Exercise brief:
Output the line containing "Transcribe the text in this document." and all subsequent lines of the listing below, copied exactly, with no other lines.

┏━━

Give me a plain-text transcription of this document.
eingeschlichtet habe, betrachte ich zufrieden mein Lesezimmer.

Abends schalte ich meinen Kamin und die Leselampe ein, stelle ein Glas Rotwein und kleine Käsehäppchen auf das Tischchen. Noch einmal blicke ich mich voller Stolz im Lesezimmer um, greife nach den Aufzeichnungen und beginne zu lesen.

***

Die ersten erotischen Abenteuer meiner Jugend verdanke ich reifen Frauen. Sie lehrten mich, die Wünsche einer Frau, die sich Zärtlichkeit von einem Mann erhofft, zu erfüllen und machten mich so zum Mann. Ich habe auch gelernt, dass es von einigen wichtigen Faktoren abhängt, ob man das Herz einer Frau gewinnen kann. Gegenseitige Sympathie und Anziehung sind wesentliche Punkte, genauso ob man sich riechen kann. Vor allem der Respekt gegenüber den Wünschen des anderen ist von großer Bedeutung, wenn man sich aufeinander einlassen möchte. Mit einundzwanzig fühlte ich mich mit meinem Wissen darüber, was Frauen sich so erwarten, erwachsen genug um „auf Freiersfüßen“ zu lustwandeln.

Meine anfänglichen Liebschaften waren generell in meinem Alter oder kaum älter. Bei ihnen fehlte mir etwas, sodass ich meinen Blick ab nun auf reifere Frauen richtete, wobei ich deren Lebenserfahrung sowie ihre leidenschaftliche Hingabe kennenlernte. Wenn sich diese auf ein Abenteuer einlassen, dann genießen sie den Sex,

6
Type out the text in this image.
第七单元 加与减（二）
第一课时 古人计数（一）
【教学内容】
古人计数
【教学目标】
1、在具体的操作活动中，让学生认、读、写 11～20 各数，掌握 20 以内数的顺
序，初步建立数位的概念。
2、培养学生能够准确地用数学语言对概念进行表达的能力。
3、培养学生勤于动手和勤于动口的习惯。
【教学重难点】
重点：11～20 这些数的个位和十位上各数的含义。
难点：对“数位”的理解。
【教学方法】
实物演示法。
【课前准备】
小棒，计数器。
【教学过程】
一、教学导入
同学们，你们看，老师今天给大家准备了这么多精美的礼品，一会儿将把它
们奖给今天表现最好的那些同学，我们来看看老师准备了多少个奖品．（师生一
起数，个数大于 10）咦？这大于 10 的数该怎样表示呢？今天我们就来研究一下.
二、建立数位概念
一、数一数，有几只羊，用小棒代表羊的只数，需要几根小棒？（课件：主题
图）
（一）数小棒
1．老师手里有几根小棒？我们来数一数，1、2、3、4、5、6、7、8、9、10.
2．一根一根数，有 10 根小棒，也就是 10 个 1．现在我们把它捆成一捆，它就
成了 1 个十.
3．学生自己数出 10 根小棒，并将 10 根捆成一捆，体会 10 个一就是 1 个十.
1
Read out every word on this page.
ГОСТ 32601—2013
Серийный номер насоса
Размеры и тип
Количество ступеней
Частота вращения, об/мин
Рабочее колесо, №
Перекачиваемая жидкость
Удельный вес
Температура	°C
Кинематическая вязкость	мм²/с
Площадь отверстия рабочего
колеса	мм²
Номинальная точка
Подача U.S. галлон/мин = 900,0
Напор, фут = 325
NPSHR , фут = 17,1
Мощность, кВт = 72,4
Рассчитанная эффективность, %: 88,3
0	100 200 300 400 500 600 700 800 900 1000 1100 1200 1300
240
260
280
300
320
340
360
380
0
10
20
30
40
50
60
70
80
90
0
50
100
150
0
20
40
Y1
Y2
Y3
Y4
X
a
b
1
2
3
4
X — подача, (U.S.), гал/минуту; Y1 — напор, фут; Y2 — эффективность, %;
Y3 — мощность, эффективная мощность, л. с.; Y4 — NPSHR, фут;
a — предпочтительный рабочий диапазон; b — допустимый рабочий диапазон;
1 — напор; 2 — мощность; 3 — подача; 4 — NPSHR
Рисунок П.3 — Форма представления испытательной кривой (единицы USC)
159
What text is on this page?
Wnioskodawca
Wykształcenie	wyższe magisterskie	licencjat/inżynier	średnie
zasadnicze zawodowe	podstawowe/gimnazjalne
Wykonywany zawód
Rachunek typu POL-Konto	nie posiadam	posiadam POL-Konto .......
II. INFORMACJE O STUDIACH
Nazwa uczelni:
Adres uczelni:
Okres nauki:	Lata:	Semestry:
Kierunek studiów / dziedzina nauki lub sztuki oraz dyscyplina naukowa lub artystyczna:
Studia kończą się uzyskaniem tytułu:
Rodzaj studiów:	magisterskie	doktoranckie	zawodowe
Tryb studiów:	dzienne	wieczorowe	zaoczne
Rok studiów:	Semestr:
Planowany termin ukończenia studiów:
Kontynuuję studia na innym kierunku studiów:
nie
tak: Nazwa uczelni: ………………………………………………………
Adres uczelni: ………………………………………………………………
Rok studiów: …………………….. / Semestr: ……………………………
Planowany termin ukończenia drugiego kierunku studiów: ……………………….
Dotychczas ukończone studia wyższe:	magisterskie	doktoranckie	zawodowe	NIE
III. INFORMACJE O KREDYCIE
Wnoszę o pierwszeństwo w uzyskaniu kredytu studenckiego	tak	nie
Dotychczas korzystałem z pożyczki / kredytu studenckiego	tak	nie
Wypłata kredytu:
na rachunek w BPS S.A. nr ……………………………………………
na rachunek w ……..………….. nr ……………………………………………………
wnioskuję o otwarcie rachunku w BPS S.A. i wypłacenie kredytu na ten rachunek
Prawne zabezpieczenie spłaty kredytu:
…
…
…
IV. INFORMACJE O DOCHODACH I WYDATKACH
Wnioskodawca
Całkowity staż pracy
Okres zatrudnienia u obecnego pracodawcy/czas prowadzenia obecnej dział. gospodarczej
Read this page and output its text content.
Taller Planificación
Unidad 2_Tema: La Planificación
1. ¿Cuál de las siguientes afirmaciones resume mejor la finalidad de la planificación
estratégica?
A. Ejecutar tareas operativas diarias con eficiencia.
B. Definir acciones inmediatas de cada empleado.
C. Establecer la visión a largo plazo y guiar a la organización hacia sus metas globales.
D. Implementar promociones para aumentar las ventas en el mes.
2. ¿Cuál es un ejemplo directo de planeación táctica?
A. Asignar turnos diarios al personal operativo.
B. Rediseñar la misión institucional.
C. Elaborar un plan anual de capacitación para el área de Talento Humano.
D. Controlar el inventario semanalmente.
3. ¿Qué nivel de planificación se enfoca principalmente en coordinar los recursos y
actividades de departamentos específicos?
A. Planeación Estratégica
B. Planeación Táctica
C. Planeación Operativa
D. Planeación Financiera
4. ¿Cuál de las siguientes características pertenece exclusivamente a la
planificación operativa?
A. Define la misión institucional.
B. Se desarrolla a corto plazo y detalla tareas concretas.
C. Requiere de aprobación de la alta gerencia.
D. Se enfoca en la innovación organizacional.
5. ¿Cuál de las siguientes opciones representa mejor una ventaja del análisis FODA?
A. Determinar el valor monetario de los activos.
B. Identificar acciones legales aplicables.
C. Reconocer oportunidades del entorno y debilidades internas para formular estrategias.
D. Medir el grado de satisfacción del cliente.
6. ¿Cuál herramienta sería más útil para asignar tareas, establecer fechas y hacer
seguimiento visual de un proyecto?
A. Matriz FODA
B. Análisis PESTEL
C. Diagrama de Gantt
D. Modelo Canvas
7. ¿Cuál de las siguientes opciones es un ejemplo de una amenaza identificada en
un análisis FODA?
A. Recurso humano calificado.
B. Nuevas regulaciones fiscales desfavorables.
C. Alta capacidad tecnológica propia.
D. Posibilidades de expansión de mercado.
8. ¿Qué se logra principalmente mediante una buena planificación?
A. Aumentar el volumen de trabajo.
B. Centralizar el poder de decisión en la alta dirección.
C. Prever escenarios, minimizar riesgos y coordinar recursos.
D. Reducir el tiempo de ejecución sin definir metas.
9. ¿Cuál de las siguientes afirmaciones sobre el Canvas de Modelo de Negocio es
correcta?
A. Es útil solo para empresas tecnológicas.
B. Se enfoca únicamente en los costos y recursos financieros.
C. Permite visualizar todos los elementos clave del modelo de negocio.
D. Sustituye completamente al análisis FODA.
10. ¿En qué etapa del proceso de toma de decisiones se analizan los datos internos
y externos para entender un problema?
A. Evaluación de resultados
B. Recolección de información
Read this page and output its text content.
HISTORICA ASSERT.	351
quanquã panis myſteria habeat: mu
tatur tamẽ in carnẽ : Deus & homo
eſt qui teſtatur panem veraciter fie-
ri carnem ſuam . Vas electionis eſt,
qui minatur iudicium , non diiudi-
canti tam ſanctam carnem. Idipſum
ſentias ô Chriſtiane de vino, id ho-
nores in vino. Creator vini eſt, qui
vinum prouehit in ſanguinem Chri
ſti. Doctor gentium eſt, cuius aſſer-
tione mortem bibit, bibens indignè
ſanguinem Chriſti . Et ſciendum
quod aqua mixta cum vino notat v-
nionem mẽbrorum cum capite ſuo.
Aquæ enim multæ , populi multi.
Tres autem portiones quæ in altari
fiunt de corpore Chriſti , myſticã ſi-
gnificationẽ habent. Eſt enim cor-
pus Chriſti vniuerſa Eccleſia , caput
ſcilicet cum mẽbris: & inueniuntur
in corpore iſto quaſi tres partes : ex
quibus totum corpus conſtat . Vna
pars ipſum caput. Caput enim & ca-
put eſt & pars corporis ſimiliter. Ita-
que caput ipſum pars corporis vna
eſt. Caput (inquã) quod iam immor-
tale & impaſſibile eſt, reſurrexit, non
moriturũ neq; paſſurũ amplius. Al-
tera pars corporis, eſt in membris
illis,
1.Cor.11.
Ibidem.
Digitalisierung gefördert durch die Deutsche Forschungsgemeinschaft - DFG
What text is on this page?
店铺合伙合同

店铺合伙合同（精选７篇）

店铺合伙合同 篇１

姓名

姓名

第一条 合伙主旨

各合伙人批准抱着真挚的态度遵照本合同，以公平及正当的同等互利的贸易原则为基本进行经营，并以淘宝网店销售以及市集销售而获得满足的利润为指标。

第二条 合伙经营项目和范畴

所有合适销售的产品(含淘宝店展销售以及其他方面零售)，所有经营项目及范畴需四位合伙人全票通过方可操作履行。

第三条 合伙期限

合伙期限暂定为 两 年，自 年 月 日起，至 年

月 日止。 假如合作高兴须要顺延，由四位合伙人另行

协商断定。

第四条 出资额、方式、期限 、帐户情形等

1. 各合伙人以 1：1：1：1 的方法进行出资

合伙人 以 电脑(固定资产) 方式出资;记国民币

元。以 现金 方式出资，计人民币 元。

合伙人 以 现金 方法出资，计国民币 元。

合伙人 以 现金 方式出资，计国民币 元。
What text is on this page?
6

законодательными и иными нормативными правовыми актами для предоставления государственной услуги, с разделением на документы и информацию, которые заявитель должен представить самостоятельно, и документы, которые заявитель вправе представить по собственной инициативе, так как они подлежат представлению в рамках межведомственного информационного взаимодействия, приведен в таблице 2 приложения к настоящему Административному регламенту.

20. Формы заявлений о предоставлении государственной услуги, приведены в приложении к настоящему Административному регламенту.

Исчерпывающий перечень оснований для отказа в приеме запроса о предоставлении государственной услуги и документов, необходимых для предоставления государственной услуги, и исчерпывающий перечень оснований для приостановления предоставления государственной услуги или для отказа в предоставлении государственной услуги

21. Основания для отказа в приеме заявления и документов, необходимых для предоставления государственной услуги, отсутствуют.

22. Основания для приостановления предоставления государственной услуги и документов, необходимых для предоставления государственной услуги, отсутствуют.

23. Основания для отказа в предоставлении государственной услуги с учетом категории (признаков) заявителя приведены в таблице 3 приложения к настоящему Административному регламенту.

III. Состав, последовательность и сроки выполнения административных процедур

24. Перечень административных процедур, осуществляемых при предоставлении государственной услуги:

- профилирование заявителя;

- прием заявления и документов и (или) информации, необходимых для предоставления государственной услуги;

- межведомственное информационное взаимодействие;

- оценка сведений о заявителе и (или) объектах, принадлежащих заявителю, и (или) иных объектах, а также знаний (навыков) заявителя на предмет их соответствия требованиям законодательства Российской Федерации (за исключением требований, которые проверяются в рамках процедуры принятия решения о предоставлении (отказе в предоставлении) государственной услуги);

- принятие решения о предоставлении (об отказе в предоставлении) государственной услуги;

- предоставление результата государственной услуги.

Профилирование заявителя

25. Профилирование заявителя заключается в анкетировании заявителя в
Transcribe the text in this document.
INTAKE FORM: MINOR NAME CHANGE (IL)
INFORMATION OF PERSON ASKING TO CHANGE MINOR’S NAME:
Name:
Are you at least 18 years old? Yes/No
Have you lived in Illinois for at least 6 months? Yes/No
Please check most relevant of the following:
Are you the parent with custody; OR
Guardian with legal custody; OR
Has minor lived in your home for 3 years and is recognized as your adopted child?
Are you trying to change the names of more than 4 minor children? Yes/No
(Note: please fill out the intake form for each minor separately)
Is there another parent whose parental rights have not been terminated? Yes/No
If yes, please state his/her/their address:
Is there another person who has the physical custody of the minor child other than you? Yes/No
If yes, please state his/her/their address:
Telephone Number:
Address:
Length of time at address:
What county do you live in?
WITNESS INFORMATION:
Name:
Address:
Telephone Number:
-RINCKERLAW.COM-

┗━━

Task answer:
Transcribe the text in this document.
INTAKE FORM: MINOR NAME CHANGE (IL)
INFORMATION OF PERSON ASKING TO CHANGE MINOR’S NAME:
Name:
Are you at least 18 years old? Yes/No
Have you lived in Illinois for at least 6 months? Yes/No
Please check most relevant of the following:
Are you the parent with custody; OR
Guardian with legal custody; OR
Has minor lived in your home for 3 years and is recognized as your adopted child?
Are you trying to change the names of more than 4 minor children? Yes/No
(Note: please fill out the intake form for each minor separately)
Is there another parent whose parental rights have not been terminated? Yes/No
If yes, please state his/her/their address:
Is there another person who has the physical custody of the minor child other than you? Yes/No
If yes, please state his/her/their address:
Telephone Number:
Address:
Length of time at address:
What county do you live in?
WITNESS INFORMATION:
Name:
Address:
Telephone Number:
-RINCKERLAW.COM-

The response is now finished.